> _Dataset content_:
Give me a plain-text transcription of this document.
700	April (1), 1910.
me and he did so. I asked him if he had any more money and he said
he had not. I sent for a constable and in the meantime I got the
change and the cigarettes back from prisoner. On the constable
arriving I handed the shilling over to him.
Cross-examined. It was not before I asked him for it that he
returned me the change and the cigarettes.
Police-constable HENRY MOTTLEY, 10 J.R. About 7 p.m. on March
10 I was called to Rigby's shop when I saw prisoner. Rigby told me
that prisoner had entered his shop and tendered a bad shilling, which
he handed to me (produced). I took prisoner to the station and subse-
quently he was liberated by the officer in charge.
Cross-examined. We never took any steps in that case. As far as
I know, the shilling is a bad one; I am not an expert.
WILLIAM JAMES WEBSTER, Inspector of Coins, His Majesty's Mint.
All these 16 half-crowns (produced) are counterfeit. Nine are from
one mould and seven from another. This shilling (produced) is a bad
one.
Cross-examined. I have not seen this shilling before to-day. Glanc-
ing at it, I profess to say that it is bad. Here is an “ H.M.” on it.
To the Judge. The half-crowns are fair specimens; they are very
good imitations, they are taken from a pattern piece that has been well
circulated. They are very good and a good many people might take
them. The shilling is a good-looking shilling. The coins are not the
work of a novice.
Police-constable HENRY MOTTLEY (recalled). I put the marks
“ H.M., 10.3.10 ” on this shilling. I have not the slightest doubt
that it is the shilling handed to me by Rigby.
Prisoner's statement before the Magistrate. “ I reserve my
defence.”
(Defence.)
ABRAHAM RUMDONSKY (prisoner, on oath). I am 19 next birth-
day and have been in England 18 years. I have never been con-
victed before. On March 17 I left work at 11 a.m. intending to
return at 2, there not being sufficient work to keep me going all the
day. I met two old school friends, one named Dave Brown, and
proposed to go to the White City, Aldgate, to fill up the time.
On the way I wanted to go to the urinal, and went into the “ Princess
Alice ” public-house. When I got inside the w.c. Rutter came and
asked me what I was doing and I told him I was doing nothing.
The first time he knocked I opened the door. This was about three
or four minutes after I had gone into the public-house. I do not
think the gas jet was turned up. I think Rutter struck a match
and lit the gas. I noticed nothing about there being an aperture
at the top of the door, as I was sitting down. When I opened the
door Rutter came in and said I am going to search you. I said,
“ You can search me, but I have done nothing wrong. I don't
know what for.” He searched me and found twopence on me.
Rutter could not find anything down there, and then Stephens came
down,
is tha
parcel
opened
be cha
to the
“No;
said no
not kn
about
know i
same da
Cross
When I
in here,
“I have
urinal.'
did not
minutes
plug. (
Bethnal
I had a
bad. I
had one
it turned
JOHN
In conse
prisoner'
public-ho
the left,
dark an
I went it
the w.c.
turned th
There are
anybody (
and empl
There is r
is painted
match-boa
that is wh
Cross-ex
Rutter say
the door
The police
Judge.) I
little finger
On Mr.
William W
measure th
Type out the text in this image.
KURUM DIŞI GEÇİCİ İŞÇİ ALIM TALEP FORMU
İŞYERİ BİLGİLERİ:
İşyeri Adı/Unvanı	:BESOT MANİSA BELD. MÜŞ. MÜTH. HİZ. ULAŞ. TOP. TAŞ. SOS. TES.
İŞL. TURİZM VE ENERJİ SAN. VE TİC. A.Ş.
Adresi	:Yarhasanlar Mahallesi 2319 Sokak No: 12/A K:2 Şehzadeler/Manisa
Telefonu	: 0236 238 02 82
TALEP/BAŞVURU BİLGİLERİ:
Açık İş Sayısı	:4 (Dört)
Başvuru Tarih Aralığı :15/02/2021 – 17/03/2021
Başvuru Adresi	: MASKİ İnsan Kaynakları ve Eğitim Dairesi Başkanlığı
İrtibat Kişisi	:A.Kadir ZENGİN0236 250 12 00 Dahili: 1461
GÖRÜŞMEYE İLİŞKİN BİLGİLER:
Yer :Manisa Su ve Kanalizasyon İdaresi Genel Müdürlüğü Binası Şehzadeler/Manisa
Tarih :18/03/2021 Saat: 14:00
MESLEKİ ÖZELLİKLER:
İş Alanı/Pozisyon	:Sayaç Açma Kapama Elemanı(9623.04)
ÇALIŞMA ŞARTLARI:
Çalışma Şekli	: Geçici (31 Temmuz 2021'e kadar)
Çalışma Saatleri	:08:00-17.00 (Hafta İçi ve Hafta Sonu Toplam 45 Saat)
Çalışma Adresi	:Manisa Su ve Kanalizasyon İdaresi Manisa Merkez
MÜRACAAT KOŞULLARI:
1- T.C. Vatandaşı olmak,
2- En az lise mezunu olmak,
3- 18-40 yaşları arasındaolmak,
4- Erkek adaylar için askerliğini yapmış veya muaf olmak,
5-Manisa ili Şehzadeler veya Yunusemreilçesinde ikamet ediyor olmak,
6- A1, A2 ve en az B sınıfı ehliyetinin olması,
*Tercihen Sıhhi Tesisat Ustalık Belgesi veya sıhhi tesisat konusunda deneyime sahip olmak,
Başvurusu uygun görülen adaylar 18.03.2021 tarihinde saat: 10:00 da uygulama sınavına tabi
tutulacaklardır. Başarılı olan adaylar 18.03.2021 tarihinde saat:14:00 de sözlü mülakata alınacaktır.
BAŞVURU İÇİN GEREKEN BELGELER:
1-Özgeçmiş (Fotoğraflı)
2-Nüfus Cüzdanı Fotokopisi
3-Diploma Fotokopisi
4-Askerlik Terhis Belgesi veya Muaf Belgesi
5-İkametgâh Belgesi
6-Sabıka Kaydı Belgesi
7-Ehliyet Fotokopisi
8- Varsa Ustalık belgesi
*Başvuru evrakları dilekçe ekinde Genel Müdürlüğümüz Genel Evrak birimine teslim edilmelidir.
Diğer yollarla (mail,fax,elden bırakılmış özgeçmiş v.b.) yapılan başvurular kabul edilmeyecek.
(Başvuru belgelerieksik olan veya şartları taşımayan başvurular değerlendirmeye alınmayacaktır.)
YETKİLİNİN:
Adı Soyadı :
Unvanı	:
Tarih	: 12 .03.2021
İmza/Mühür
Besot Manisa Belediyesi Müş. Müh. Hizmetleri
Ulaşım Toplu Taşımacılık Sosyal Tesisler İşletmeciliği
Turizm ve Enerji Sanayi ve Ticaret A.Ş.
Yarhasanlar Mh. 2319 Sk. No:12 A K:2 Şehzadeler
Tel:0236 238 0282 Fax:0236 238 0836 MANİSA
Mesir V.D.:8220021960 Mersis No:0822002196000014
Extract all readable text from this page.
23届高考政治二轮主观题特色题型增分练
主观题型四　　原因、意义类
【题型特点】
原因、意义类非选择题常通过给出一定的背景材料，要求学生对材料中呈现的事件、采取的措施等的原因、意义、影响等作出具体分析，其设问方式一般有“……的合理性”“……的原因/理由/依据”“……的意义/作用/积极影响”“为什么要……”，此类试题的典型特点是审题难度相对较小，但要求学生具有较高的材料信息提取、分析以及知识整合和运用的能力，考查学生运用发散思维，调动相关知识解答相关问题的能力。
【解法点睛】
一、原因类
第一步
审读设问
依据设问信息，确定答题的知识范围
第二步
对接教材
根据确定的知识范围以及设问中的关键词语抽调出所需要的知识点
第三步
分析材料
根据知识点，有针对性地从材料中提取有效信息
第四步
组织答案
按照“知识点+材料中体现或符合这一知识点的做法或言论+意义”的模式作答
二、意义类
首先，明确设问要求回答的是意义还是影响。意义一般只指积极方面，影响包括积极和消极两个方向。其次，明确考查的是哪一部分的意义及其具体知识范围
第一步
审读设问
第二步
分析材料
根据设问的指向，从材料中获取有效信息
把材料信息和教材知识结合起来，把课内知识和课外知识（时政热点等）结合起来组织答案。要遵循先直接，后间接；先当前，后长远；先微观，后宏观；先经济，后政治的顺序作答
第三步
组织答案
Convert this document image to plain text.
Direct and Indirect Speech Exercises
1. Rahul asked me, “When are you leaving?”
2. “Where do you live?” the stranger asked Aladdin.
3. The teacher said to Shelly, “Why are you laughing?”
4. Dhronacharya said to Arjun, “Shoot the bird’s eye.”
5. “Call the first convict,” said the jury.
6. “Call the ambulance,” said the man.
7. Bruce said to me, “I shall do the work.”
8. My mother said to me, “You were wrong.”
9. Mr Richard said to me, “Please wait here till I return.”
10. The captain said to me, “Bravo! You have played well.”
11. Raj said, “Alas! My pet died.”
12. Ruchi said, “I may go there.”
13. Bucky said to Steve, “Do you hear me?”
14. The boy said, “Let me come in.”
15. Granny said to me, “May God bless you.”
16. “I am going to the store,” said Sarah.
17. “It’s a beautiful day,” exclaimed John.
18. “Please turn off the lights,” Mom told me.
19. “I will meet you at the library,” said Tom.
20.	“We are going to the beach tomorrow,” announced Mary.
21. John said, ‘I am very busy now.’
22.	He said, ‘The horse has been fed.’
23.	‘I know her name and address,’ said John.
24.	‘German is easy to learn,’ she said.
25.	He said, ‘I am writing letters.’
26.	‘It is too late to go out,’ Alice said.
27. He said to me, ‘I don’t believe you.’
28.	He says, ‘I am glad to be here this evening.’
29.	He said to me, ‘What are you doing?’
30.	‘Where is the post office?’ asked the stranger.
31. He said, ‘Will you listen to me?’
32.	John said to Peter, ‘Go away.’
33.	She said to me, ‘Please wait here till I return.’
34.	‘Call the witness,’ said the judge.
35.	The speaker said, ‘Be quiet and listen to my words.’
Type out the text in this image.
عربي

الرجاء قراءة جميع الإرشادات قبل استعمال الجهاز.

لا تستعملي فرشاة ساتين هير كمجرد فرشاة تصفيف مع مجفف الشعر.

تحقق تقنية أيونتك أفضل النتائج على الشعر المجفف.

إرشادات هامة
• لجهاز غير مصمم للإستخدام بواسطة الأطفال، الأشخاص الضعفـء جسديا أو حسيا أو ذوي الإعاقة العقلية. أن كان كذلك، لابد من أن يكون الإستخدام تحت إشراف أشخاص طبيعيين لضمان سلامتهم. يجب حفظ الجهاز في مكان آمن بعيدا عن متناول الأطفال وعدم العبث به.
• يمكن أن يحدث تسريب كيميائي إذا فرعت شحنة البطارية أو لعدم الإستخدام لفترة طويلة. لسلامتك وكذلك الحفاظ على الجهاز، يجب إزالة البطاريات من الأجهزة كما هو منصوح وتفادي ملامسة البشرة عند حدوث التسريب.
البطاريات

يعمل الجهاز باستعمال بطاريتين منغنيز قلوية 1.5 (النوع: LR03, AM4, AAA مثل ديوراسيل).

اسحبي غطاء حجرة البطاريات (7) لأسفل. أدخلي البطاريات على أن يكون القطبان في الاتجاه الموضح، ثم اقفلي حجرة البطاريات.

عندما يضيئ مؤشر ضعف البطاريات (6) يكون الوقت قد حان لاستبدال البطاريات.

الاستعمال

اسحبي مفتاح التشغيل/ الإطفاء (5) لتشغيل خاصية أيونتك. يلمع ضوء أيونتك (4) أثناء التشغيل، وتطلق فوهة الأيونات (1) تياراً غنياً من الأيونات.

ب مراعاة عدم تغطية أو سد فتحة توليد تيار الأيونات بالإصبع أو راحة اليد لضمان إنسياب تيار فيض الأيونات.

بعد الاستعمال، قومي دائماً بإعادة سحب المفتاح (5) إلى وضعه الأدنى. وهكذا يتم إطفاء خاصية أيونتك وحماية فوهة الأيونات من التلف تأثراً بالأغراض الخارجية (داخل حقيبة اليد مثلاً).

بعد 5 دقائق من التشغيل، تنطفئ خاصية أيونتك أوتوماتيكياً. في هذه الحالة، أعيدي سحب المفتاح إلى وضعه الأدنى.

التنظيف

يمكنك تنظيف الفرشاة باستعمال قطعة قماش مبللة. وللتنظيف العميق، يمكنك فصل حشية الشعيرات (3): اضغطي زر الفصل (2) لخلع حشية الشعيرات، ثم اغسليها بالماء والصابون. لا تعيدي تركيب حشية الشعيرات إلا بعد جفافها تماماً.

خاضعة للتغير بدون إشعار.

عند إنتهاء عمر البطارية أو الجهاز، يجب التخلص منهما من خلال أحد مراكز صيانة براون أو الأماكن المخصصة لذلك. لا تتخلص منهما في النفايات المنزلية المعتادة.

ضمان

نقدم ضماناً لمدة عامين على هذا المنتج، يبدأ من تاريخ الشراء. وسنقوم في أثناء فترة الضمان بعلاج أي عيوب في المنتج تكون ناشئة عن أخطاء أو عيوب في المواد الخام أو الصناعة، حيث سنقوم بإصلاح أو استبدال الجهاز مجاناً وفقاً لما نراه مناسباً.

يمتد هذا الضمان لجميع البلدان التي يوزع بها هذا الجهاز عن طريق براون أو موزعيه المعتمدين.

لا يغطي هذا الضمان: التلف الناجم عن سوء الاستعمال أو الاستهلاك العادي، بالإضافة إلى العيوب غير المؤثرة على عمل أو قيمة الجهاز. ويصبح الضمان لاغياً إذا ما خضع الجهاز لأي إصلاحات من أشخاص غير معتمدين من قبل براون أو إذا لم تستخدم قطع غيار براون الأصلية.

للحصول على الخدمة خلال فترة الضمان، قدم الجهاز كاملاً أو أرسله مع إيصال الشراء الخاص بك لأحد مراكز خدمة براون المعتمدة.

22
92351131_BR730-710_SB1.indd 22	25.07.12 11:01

> _Aim_: Out of the material above, select every line that holds the string "يكون".

> _Completed exercise_:
• لجهاز غير مصمم للإستخدام بواسطة الأطفال، الأشخاص الضعفـء جسديا أو حسيا أو ذوي الإعاقة العقلية. أن كان كذلك، لابد من أن يكون الإستخدام تحت إشراف أشخاص طبيعيين لضمان سلامتهم. يجب حفظ الجهاز في مكان آمن بعيدا عن متناول الأطفال وعدم العبث به.
اسحبي غطاء حجرة البطاريات (7) لأسفل. أدخلي البطاريات على أن يكون القطبان في الاتجاه الموضح، ثم اقفلي حجرة البطاريات.
عندما يضيئ مؤشر ضعف البطاريات (6) يكون الوقت قد حان لاستبدال البطاريات.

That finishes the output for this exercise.